• Stated goal: Write out the listing below in full and exactly, leaving out every picture.

• Information supplied:
------------------------
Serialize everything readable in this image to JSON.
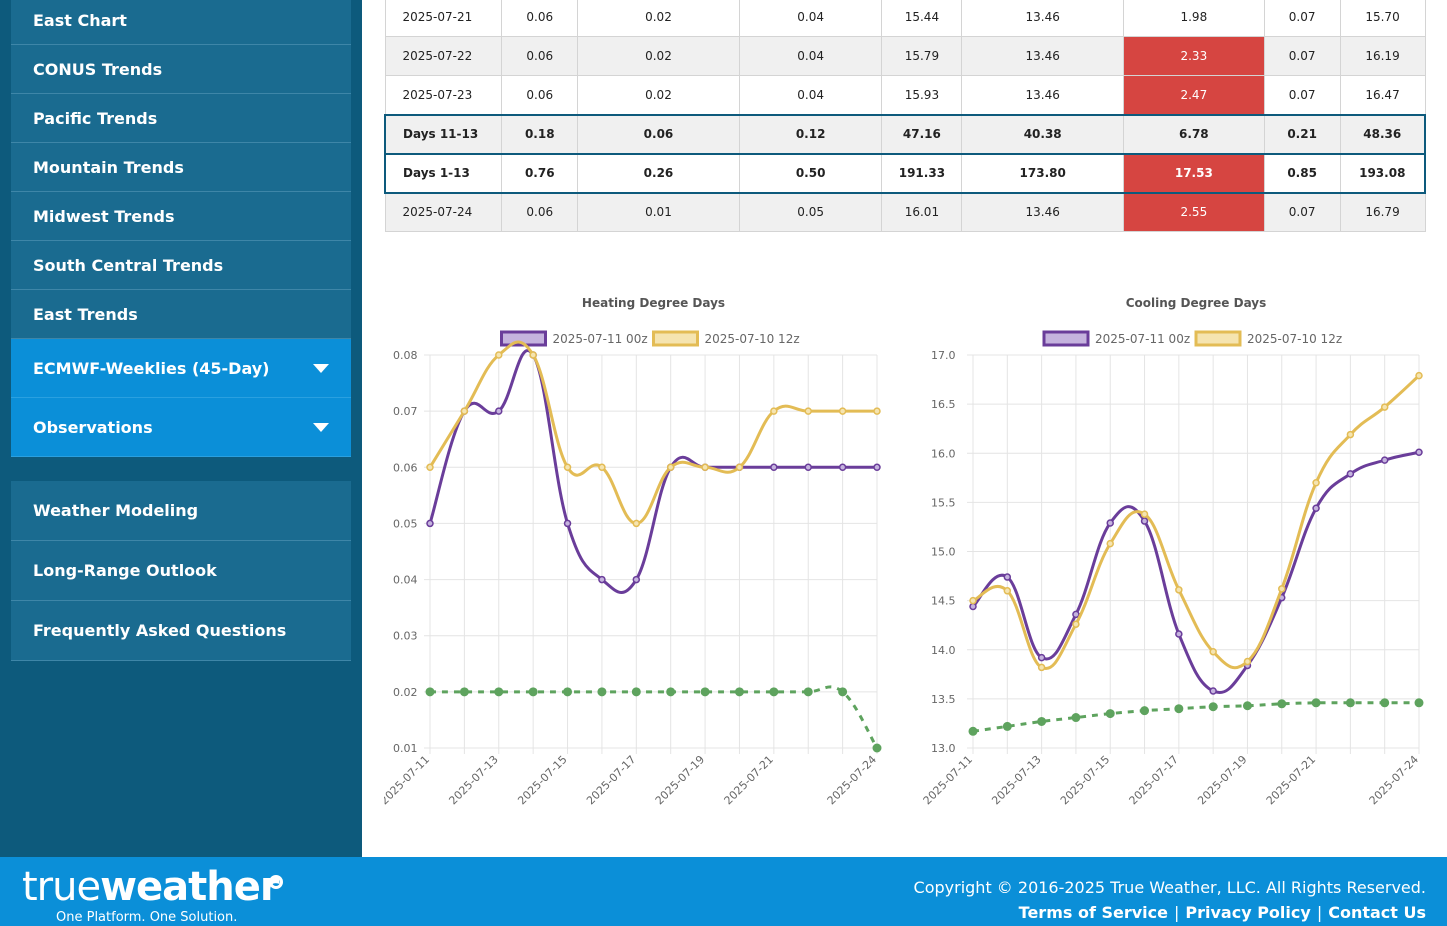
{
  "sidebar": {
    "group1": [
      {
        "label": "East Chart",
        "caret": false
      },
      {
        "label": "CONUS Trends",
        "caret": false
      },
      {
        "label": "Pacific Trends",
        "caret": false
      },
      {
        "label": "Mountain Trends",
        "caret": false
      },
      {
        "label": "Midwest Trends",
        "caret": false
      },
      {
        "label": "South Central Trends",
        "caret": false
      },
      {
        "label": "East Trends",
        "caret": false
      },
      {
        "label": "ECMWF-Weeklies (45-Day)",
        "caret": true
      },
      {
        "label": "Observations",
        "caret": true
      }
    ],
    "group2": [
      {
        "label": "Weather Modeling"
      },
      {
        "label": "Long-Range Outlook"
      },
      {
        "label": "Frequently Asked Questions"
      }
    ]
  },
  "table": {
    "rows": [
      {
        "cells": [
          "2025-07-21",
          "0.06",
          "0.02",
          "0.04",
          "15.44",
          "13.46",
          "1.98",
          "0.07",
          "15.70"
        ],
        "total": false,
        "highlight_col": -1
      },
      {
        "cells": [
          "2025-07-22",
          "0.06",
          "0.02",
          "0.04",
          "15.79",
          "13.46",
          "2.33",
          "0.07",
          "16.19"
        ],
        "total": false,
        "highlight_col": 6
      },
      {
        "cells": [
          "2025-07-23",
          "0.06",
          "0.02",
          "0.04",
          "15.93",
          "13.46",
          "2.47",
          "0.07",
          "16.47"
        ],
        "total": false,
        "highlight_col": 6
      },
      {
        "cells": [
          "Days 11-13",
          "0.18",
          "0.06",
          "0.12",
          "47.16",
          "40.38",
          "6.78",
          "0.21",
          "48.36"
        ],
        "total": true,
        "highlight_col": -1
      },
      {
        "cells": [
          "Days 1-13",
          "0.76",
          "0.26",
          "0.50",
          "191.33",
          "173.80",
          "17.53",
          "0.85",
          "193.08"
        ],
        "total": true,
        "highlight_col": 6
      },
      {
        "cells": [
          "2025-07-24",
          "0.06",
          "0.01",
          "0.05",
          "16.01",
          "13.46",
          "2.55",
          "0.07",
          "16.79"
        ],
        "total": false,
        "highlight_col": 6
      }
    ],
    "highlight_color": "#d64541"
  },
  "chart_data": [
    {
      "type": "line",
      "title": "Heating Degree Days",
      "x": [
        "2025-07-11",
        "2025-07-12",
        "2025-07-13",
        "2025-07-14",
        "2025-07-15",
        "2025-07-16",
        "2025-07-17",
        "2025-07-18",
        "2025-07-19",
        "2025-07-20",
        "2025-07-21",
        "2025-07-22",
        "2025-07-23",
        "2025-07-24"
      ],
      "x_tick_labels": [
        "2025-07-11",
        "2025-07-13",
        "2025-07-15",
        "2025-07-17",
        "2025-07-19",
        "2025-07-21",
        "2025-07-24"
      ],
      "x_tick_index": [
        0,
        2,
        4,
        6,
        8,
        10,
        13
      ],
      "ylim": [
        0.01,
        0.08
      ],
      "y_ticks": [
        0.08,
        0.07,
        0.06,
        0.05,
        0.04,
        0.03,
        0.02,
        0.01
      ],
      "grid": true,
      "legend_position": "top",
      "series": [
        {
          "name": "2025-07-11 00z",
          "color": "#6a3d9a",
          "fill": "#c5b3de",
          "dashed": false,
          "in_legend": true,
          "values": [
            0.05,
            0.07,
            0.07,
            0.08,
            0.05,
            0.04,
            0.04,
            0.06,
            0.06,
            0.06,
            0.06,
            0.06,
            0.06,
            0.06
          ]
        },
        {
          "name": "2025-07-10 12z",
          "color": "#e3bc55",
          "fill": "#f5e4b0",
          "dashed": false,
          "in_legend": true,
          "values": [
            0.06,
            0.07,
            0.08,
            0.08,
            0.06,
            0.06,
            0.05,
            0.06,
            0.06,
            0.06,
            0.07,
            0.07,
            0.07,
            0.07
          ]
        },
        {
          "name": "",
          "color": "#5ea35e",
          "fill": "#5ea35e",
          "dashed": true,
          "in_legend": false,
          "values": [
            0.02,
            0.02,
            0.02,
            0.02,
            0.02,
            0.02,
            0.02,
            0.02,
            0.02,
            0.02,
            0.02,
            0.02,
            0.02,
            0.01
          ]
        }
      ]
    },
    {
      "type": "line",
      "title": "Cooling Degree Days",
      "x": [
        "2025-07-11",
        "2025-07-12",
        "2025-07-13",
        "2025-07-14",
        "2025-07-15",
        "2025-07-16",
        "2025-07-17",
        "2025-07-18",
        "2025-07-19",
        "2025-07-20",
        "2025-07-21",
        "2025-07-22",
        "2025-07-23",
        "2025-07-24"
      ],
      "x_tick_labels": [
        "2025-07-11",
        "2025-07-13",
        "2025-07-15",
        "2025-07-17",
        "2025-07-19",
        "2025-07-21",
        "2025-07-24"
      ],
      "x_tick_index": [
        0,
        2,
        4,
        6,
        8,
        10,
        13
      ],
      "ylim": [
        13.0,
        17.0
      ],
      "y_ticks": [
        17.0,
        16.5,
        16.0,
        15.5,
        15.0,
        14.5,
        14.0,
        13.5,
        13.0
      ],
      "grid": true,
      "legend_position": "top",
      "series": [
        {
          "name": "2025-07-11 00z",
          "color": "#6a3d9a",
          "fill": "#c5b3de",
          "dashed": false,
          "in_legend": true,
          "values": [
            14.44,
            14.74,
            13.92,
            14.36,
            15.29,
            15.31,
            14.16,
            13.58,
            13.84,
            14.53,
            15.44,
            15.79,
            15.93,
            16.01
          ]
        },
        {
          "name": "2025-07-10 12z",
          "color": "#e3bc55",
          "fill": "#f5e4b0",
          "dashed": false,
          "in_legend": true,
          "values": [
            14.5,
            14.6,
            13.82,
            14.26,
            15.08,
            15.38,
            14.61,
            13.98,
            13.88,
            14.62,
            15.7,
            16.19,
            16.47,
            16.79
          ]
        },
        {
          "name": "",
          "color": "#5ea35e",
          "fill": "#5ea35e",
          "dashed": true,
          "in_legend": false,
          "values": [
            13.17,
            13.22,
            13.27,
            13.31,
            13.35,
            13.38,
            13.4,
            13.42,
            13.43,
            13.45,
            13.46,
            13.46,
            13.46,
            13.46
          ]
        }
      ]
    }
  ],
  "footer": {
    "logo_thin": "true",
    "logo_bold": "weather",
    "tagline": "One Platform. One Solution.",
    "copyright": "Copyright © 2016-2025 True Weather, LLC. All Rights Reserved.",
    "links": [
      "Terms of Service",
      "Privacy Policy",
      "Contact Us"
    ],
    "separator": "|"
  }
}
------------------------
• Response for this exercise:
Serialize everything readable in this image to JSON.
{
  "sidebar": {
    "group1": [
      {
        "label": "East Chart",
        "caret": false
      },
      {
        "label": "CONUS Trends",
        "caret": false
      },
      {
        "label": "Pacific Trends",
        "caret": false
      },
      {
        "label": "Mountain Trends",
        "caret": false
      },
      {
        "label": "Midwest Trends",
        "caret": false
      },
      {
        "label": "South Central Trends",
        "caret": false
      },
      {
        "label": "East Trends",
        "caret": false
      },
      {
        "label": "ECMWF-Weeklies (45-Day)",
        "caret": true
      },
      {
        "label": "Observations",
        "caret": true
      }
    ],
    "group2": [
      {
        "label": "Weather Modeling"
      },
      {
        "label": "Long-Range Outlook"
      },
      {
        "label": "Frequently Asked Questions"
      }
    ]
  },
  "table": {
    "rows": [
      {
        "cells": [
          "2025-07-21",
          "0.06",
          "0.02",
          "0.04",
          "15.44",
          "13.46",
          "1.98",
          "0.07",
          "15.70"
        ],
        "total": false,
        "highlight_col": -1
      },
      {
        "cells": [
          "2025-07-22",
          "0.06",
          "0.02",
          "0.04",
          "15.79",
          "13.46",
          "2.33",
          "0.07",
          "16.19"
        ],
        "total": false,
        "highlight_col": 6
      },
      {
        "cells": [
          "2025-07-23",
          "0.06",
          "0.02",
          "0.04",
          "15.93",
          "13.46",
          "2.47",
          "0.07",
          "16.47"
        ],
        "total": false,
        "highlight_col": 6
      },
      {
        "cells": [
          "Days 11-13",
          "0.18",
          "0.06",
          "0.12",
          "47.16",
          "40.38",
          "6.78",
          "0.21",
          "48.36"
        ],
        "total": true,
        "highlight_col": -1
      },
      {
        "cells": [
          "Days 1-13",
          "0.76",
          "0.26",
          "0.50",
          "191.33",
          "173.80",
          "17.53",
          "0.85",
          "193.08"
        ],
        "total": true,
        "highlight_col": 6
      },
      {
        "cells": [
          "2025-07-24",
          "0.06",
          "0.01",
          "0.05",
          "16.01",
          "13.46",
          "2.55",
          "0.07",
          "16.79"
        ],
        "total": false,
        "highlight_col": 6
      }
    ],
    "highlight_color": "#d64541"
  },
  "chart_data": [
    {
      "type": "line",
      "title": "Heating Degree Days",
      "x": [
        "2025-07-11",
        "2025-07-12",
        "2025-07-13",
        "2025-07-14",
        "2025-07-15",
        "2025-07-16",
        "2025-07-17",
        "2025-07-18",
        "2025-07-19",
        "2025-07-20",
        "2025-07-21",
        "2025-07-22",
        "2025-07-23",
        "2025-07-24"
      ],
      "x_tick_labels": [
        "2025-07-11",
        "2025-07-13",
        "2025-07-15",
        "2025-07-17",
        "2025-07-19",
        "2025-07-21",
        "2025-07-24"
      ],
      "x_tick_index": [
        0,
        2,
        4,
        6,
        8,
        10,
        13
      ],
      "ylim": [
        0.01,
        0.08
      ],
      "y_ticks": [
        0.08,
        0.07,
        0.06,
        0.05,
        0.04,
        0.03,
        0.02,
        0.01
      ],
      "grid": true,
      "legend_position": "top",
      "series": [
        {
          "name": "2025-07-11 00z",
          "color": "#6a3d9a",
          "fill": "#c5b3de",
          "dashed": false,
          "in_legend": true,
          "values": [
            0.05,
            0.07,
            0.07,
            0.08,
            0.05,
            0.04,
            0.04,
            0.06,
            0.06,
            0.06,
            0.06,
            0.06,
            0.06,
            0.06
          ]
        },
        {
          "name": "2025-07-10 12z",
          "color": "#e3bc55",
          "fill": "#f5e4b0",
          "dashed": false,
          "in_legend": true,
          "values": [
            0.06,
            0.07,
            0.08,
            0.08,
            0.06,
            0.06,
            0.05,
            0.06,
            0.06,
            0.06,
            0.07,
            0.07,
            0.07,
            0.07
          ]
        },
        {
          "name": "",
          "color": "#5ea35e",
          "fill": "#5ea35e",
          "dashed": true,
          "in_legend": false,
          "values": [
            0.02,
            0.02,
            0.02,
            0.02,
            0.02,
            0.02,
            0.02,
            0.02,
            0.02,
            0.02,
            0.02,
            0.02,
            0.02,
            0.01
          ]
        }
      ]
    },
    {
      "type": "line",
      "title": "Cooling Degree Days",
      "x": [
        "2025-07-11",
        "2025-07-12",
        "2025-07-13",
        "2025-07-14",
        "2025-07-15",
        "2025-07-16",
        "2025-07-17",
        "2025-07-18",
        "2025-07-19",
        "2025-07-20",
        "2025-07-21",
        "2025-07-22",
        "2025-07-23",
        "2025-07-24"
      ],
      "x_tick_labels": [
        "2025-07-11",
        "2025-07-13",
        "2025-07-15",
        "2025-07-17",
        "2025-07-19",
        "2025-07-21",
        "2025-07-24"
      ],
      "x_tick_index": [
        0,
        2,
        4,
        6,
        8,
        10,
        13
      ],
      "ylim": [
        13.0,
        17.0
      ],
      "y_ticks": [
        17.0,
        16.5,
        16.0,
        15.5,
        15.0,
        14.5,
        14.0,
        13.5,
        13.0
      ],
      "grid": true,
      "legend_position": "top",
      "series": [
        {
          "name": "2025-07-11 00z",
          "color": "#6a3d9a",
          "fill": "#c5b3de",
          "dashed": false,
          "in_legend": true,
          "values": [
            14.44,
            14.74,
            13.92,
            14.36,
            15.29,
            15.31,
            14.16,
            13.58,
            13.84,
            14.53,
            15.44,
            15.79,
            15.93,
            16.01
          ]
        },
        {
          "name": "2025-07-10 12z",
          "color": "#e3bc55",
          "fill": "#f5e4b0",
          "dashed": false,
          "in_legend": true,
          "values": [
            14.5,
            14.6,
            13.82,
            14.26,
            15.08,
            15.38,
            14.61,
            13.98,
            13.88,
            14.62,
            15.7,
            16.19,
            16.47,
            16.79
          ]
        },
        {
          "name": "",
          "color": "#5ea35e",
          "fill": "#5ea35e",
          "dashed": true,
          "in_legend": false,
          "values": [
            13.17,
            13.22,
            13.27,
            13.31,
            13.35,
            13.38,
            13.4,
            13.42,
            13.43,
            13.45,
            13.46,
            13.46,
            13.46,
            13.46
          ]
        }
      ]
    }
  ],
  "footer": {
    "logo_thin": "true",
    "logo_bold": "weather",
    "tagline": "One Platform. One Solution.",
    "copyright": "Copyright © 2016-2025 True Weather, LLC. All Rights Reserved.",
    "links": [
      "Terms of Service",
      "Privacy Policy",
      "Contact Us"
    ],
    "separator": "|"
  }
}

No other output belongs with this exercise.